[Extracted records]

━━━━━━━━

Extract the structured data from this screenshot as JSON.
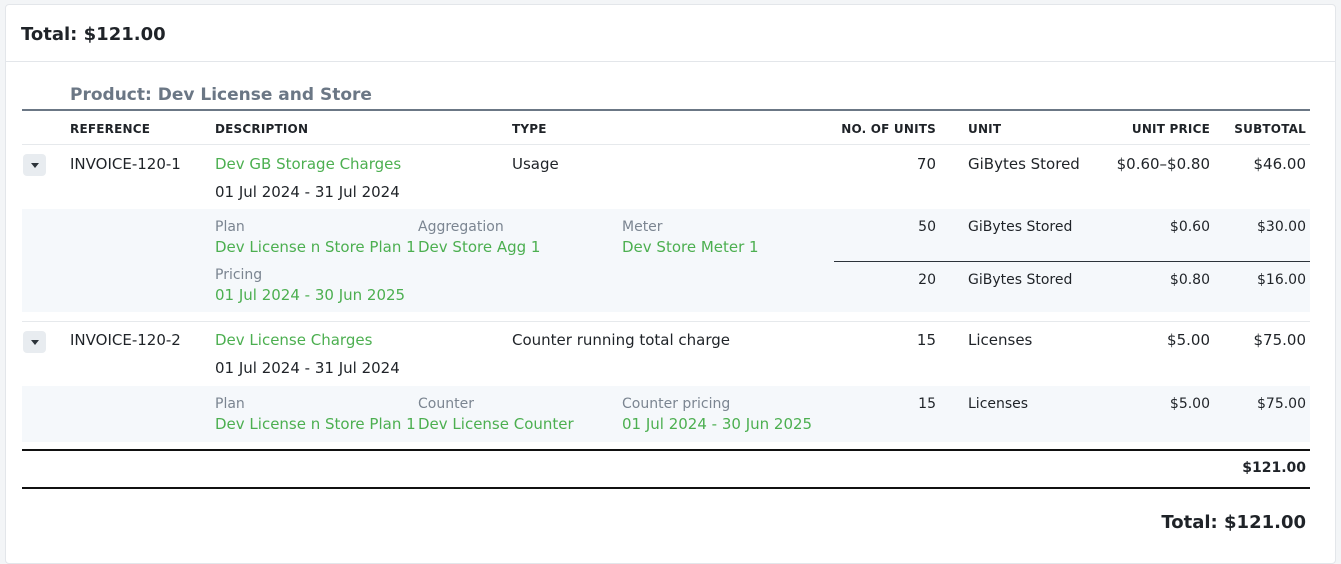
{
  "header": {
    "title": "Total: $121.00"
  },
  "product": {
    "label": "Product: Dev License and Store"
  },
  "columns": {
    "reference": "REFERENCE",
    "description": "DESCRIPTION",
    "type": "TYPE",
    "units": "NO. OF UNITS",
    "unit": "UNIT",
    "unit_price": "UNIT PRICE",
    "subtotal": "SUBTOTAL"
  },
  "rows": [
    {
      "reference": "INVOICE-120-1",
      "description": "Dev GB Storage Charges",
      "period": "01 Jul 2024 - 31 Jul 2024",
      "type": "Usage",
      "units": "70",
      "unit": "GiBytes Stored",
      "unit_price": "$0.60–$0.80",
      "subtotal": "$46.00",
      "details": {
        "plan_label": "Plan",
        "plan": "Dev License n Store Plan 1",
        "aggregation_label": "Aggregation",
        "aggregation": "Dev Store Agg 1",
        "meter_label": "Meter",
        "meter": "Dev Store Meter 1",
        "pricing_label": "Pricing",
        "pricing": "01 Jul 2024 - 30 Jun 2025",
        "tiers": [
          {
            "units": "50",
            "unit": "GiBytes Stored",
            "unit_price": "$0.60",
            "subtotal": "$30.00"
          },
          {
            "units": "20",
            "unit": "GiBytes Stored",
            "unit_price": "$0.80",
            "subtotal": "$16.00"
          }
        ]
      }
    },
    {
      "reference": "INVOICE-120-2",
      "description": "Dev License Charges",
      "period": "01 Jul 2024 - 31 Jul 2024",
      "type": "Counter running total charge",
      "units": "15",
      "unit": "Licenses",
      "unit_price": "$5.00",
      "subtotal": "$75.00",
      "details": {
        "plan_label": "Plan",
        "plan": "Dev License n Store Plan 1",
        "counter_label": "Counter",
        "counter": "Dev License Counter",
        "counter_pricing_label": "Counter pricing",
        "counter_pricing": "01 Jul 2024 - 30 Jun 2025",
        "tiers": [
          {
            "units": "15",
            "unit": "Licenses",
            "unit_price": "$5.00",
            "subtotal": "$75.00"
          }
        ]
      }
    }
  ],
  "summary": {
    "product_total": "$121.00",
    "grand_total": "Total: $121.00"
  },
  "colors": {
    "accent": "#4caf50",
    "muted": "#6b7785",
    "detail_bg": "#f5f8fb"
  }
}
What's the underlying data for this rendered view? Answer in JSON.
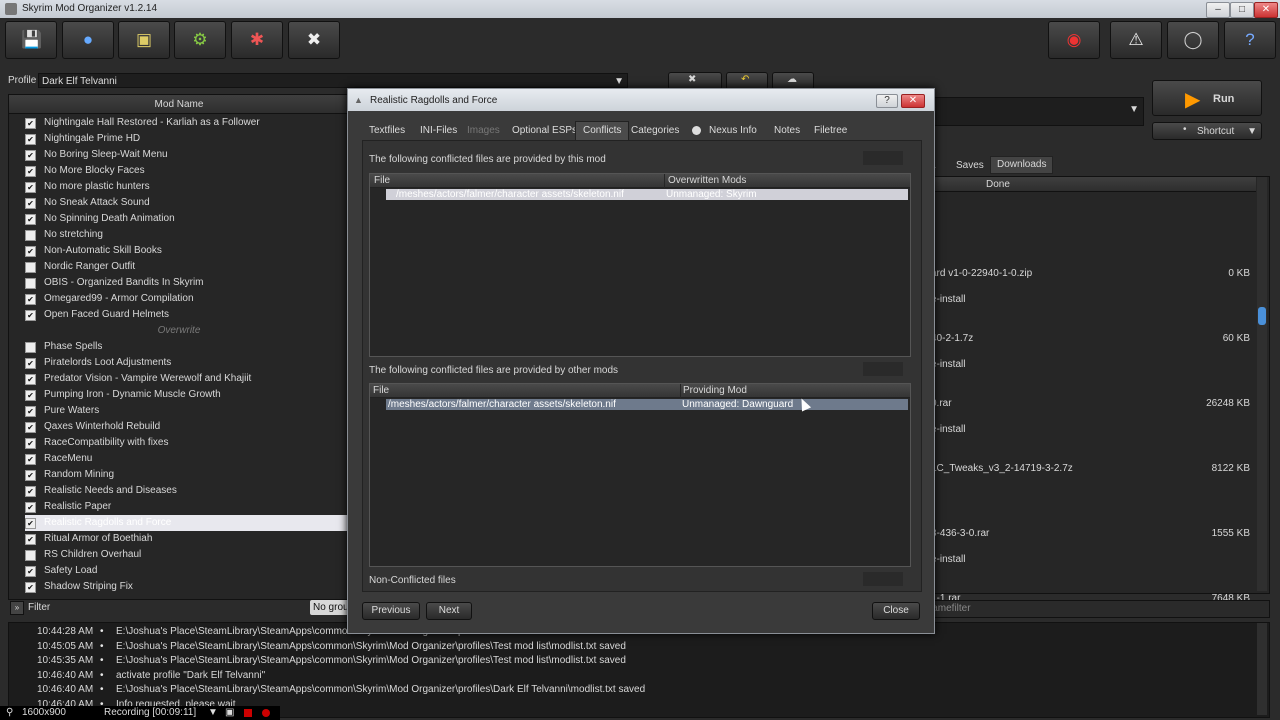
{
  "window": {
    "title": "Skyrim Mod Organizer v1.2.14"
  },
  "toolbar": {
    "buttons": [
      {
        "icon": "install-mod-icon"
      },
      {
        "icon": "nexus-icon"
      },
      {
        "icon": "profiles-icon"
      },
      {
        "icon": "executables-icon"
      },
      {
        "icon": "tools-icon"
      },
      {
        "icon": "settings-icon"
      }
    ],
    "right_buttons": [
      {
        "icon": "spider-icon"
      },
      {
        "icon": "warning-icon"
      },
      {
        "icon": "update-icon"
      },
      {
        "icon": "help-icon"
      }
    ]
  },
  "profile": {
    "label": "Profile",
    "value": "Dark Elf Telvanni"
  },
  "modlist": {
    "header": "Mod Name",
    "rows": [
      {
        "name": "Nightingale Hall Restored - Karliah as a Follower",
        "checked": true
      },
      {
        "name": "Nightingale Prime HD",
        "checked": true
      },
      {
        "name": "No Boring Sleep-Wait Menu",
        "checked": true
      },
      {
        "name": "No More Blocky Faces",
        "checked": true
      },
      {
        "name": "No more plastic hunters",
        "checked": true
      },
      {
        "name": "No Sneak Attack Sound",
        "checked": true
      },
      {
        "name": "No Spinning Death Animation",
        "checked": true
      },
      {
        "name": "No stretching",
        "checked": false
      },
      {
        "name": "Non-Automatic Skill Books",
        "checked": true
      },
      {
        "name": "Nordic Ranger Outfit",
        "checked": false
      },
      {
        "name": "OBIS - Organized Bandits In Skyrim",
        "checked": false
      },
      {
        "name": "Omegared99 - Armor Compilation",
        "checked": true
      },
      {
        "name": "Open Faced Guard Helmets",
        "checked": true
      },
      {
        "name": "Overwrite",
        "separator": true
      },
      {
        "name": "Phase Spells",
        "checked": false
      },
      {
        "name": "Piratelords Loot Adjustments",
        "checked": true
      },
      {
        "name": "Predator Vision - Vampire Werewolf and Khajiit",
        "checked": true
      },
      {
        "name": "Pumping Iron - Dynamic Muscle Growth",
        "checked": true
      },
      {
        "name": "Pure Waters",
        "checked": true
      },
      {
        "name": "Qaxes Winterhold Rebuild",
        "checked": true
      },
      {
        "name": "RaceCompatibility with fixes",
        "checked": true
      },
      {
        "name": "RaceMenu",
        "checked": true
      },
      {
        "name": "Random Mining",
        "checked": true
      },
      {
        "name": "Realistic Needs and Diseases",
        "checked": true
      },
      {
        "name": "Realistic Paper",
        "checked": true
      },
      {
        "name": "Realistic Ragdolls and Force",
        "checked": true,
        "selected": true
      },
      {
        "name": "Ritual Armor of Boethiah",
        "checked": true
      },
      {
        "name": "RS Children Overhaul",
        "checked": false
      },
      {
        "name": "Safety Load",
        "checked": true
      },
      {
        "name": "Shadow Striping Fix",
        "checked": true
      }
    ],
    "filter_label": "Filter",
    "group_label": "No group"
  },
  "right": {
    "run_label": "Run",
    "shortcut_label": "Shortcut",
    "tabs": [
      "a",
      "Saves",
      "Downloads"
    ],
    "dl_header_done": "Done",
    "downloads": [
      {
        "line1": "",
        "line2": "ll",
        "size": ""
      },
      {
        "line1": "ard v1-0-22940-1-0.zip",
        "line2": "e-install",
        "size": "0 KB"
      },
      {
        "line1": "40-2-1.7z",
        "line2": "e-install",
        "size": "60 KB"
      },
      {
        "line1": "0.rar",
        "line2": "e-install",
        "size": "26248 KB"
      },
      {
        "line1": "LC_Tweaks_v3_2-14719-3-2.7z",
        "line2": "ll",
        "size": "8122 KB"
      },
      {
        "line1": "3-436-3-0.rar",
        "line2": "e-install",
        "size": "1555 KB"
      },
      {
        "line1": "1-1.rar",
        "line2": "",
        "size": "7648 KB"
      }
    ],
    "namefilter": "Namefilter"
  },
  "log": [
    {
      "time": "10:44:28 AM",
      "msg": "E:\\Joshua's Place\\SteamLibrary\\SteamApps\\common\\Skyrim\\Mod Organizer\\profiles\\Test mod list\\modlist.txt saved"
    },
    {
      "time": "10:45:05 AM",
      "msg": "E:\\Joshua's Place\\SteamLibrary\\SteamApps\\common\\Skyrim\\Mod Organizer\\profiles\\Test mod list\\modlist.txt saved"
    },
    {
      "time": "10:45:35 AM",
      "msg": "E:\\Joshua's Place\\SteamLibrary\\SteamApps\\common\\Skyrim\\Mod Organizer\\profiles\\Test mod list\\modlist.txt saved"
    },
    {
      "time": "10:46:40 AM",
      "msg": "activate profile \"Dark Elf Telvanni\""
    },
    {
      "time": "10:46:40 AM",
      "msg": "E:\\Joshua's Place\\SteamLibrary\\SteamApps\\common\\Skyrim\\Mod Organizer\\profiles\\Dark Elf Telvanni\\modlist.txt saved"
    },
    {
      "time": "10:46:40 AM",
      "msg": "Info requested, please wait"
    }
  ],
  "recording": {
    "resolution": "1600x900",
    "status": "Recording [00:09:11]"
  },
  "dialog": {
    "title": "Realistic Ragdolls and Force",
    "tabs": [
      {
        "label": "Textfiles",
        "state": "normal"
      },
      {
        "label": "INI-Files",
        "state": "normal"
      },
      {
        "label": "Images",
        "state": "disabled"
      },
      {
        "label": "Optional ESPs",
        "state": "normal"
      },
      {
        "label": "Conflicts",
        "state": "active"
      },
      {
        "label": "Categories",
        "state": "normal"
      },
      {
        "label": "Nexus Info",
        "state": "normal"
      },
      {
        "label": "Notes",
        "state": "normal"
      },
      {
        "label": "Filetree",
        "state": "normal"
      }
    ],
    "section1_label": "The following conflicted files are provided by this mod",
    "table1": {
      "col_file": "File",
      "col_other": "Overwritten Mods",
      "rows": [
        {
          "file": "/meshes/actors/falmer/character assets/skeleton.nif",
          "other": "Unmanaged: Skyrim"
        }
      ]
    },
    "section2_label": "The following conflicted files are provided by other mods",
    "table2": {
      "col_file": "File",
      "col_other": "Providing Mod",
      "rows": [
        {
          "file": "/meshes/actors/falmer/character assets/skeleton.nif",
          "other": "Unmanaged: Dawnguard"
        }
      ]
    },
    "nonconflicted_label": "Non-Conflicted files",
    "previous_label": "Previous",
    "next_label": "Next",
    "close_label": "Close"
  }
}
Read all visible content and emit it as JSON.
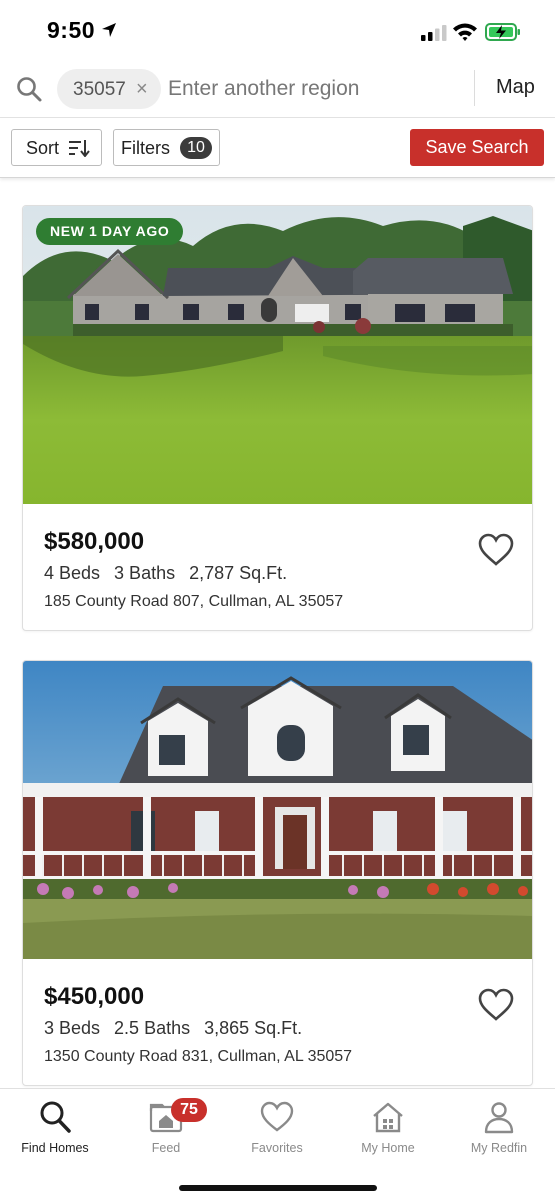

━━━━━━━━

Work to complete: Counting only lines of the data above that hold "Dark", report the total and nothing else.

Result for this task: 3